··· SUPPLIED MATERIAL ···

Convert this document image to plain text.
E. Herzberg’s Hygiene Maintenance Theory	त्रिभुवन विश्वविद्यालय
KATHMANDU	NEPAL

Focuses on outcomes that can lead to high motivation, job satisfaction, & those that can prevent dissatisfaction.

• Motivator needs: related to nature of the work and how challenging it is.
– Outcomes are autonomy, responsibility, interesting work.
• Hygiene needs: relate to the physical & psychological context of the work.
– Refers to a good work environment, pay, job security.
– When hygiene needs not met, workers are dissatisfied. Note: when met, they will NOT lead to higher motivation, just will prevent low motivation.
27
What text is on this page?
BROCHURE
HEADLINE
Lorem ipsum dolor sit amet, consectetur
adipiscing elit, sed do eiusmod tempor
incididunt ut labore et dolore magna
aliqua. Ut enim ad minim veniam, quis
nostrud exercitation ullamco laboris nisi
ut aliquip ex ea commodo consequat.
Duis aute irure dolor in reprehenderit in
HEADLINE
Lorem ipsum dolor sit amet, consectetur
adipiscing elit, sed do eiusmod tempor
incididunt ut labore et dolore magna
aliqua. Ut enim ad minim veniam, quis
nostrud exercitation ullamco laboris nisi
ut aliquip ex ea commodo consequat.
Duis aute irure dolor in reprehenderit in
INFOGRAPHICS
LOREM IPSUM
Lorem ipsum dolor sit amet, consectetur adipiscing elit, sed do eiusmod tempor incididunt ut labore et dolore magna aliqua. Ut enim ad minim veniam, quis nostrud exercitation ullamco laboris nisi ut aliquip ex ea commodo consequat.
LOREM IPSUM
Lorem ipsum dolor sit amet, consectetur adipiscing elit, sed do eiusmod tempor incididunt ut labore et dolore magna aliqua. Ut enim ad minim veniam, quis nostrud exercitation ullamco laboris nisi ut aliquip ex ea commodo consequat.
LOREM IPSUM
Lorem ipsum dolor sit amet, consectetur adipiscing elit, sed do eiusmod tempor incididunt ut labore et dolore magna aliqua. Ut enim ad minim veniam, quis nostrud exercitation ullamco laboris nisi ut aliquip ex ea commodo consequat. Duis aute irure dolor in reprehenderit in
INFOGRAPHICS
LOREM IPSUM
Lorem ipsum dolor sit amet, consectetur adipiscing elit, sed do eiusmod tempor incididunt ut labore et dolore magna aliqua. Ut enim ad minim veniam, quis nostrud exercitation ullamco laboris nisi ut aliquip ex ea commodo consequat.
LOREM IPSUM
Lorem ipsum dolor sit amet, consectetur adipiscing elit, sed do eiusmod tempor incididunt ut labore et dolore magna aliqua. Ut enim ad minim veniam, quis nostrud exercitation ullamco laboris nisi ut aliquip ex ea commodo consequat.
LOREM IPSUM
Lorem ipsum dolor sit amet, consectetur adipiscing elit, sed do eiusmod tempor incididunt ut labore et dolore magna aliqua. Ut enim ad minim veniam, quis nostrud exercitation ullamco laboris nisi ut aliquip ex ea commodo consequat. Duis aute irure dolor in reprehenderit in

···

WHAT TO WORK ON
Check each line of the records for the word "motivation", and show the lines that contain it.

TASK RESULT
Focuses on outcomes that can lead to high motivation, job satisfaction, & those that can prevent dissatisfaction.
– When hygiene needs not met, workers are dissatisfied. Note: when met, they will NOT lead to higher motivation, just will prevent low motivation.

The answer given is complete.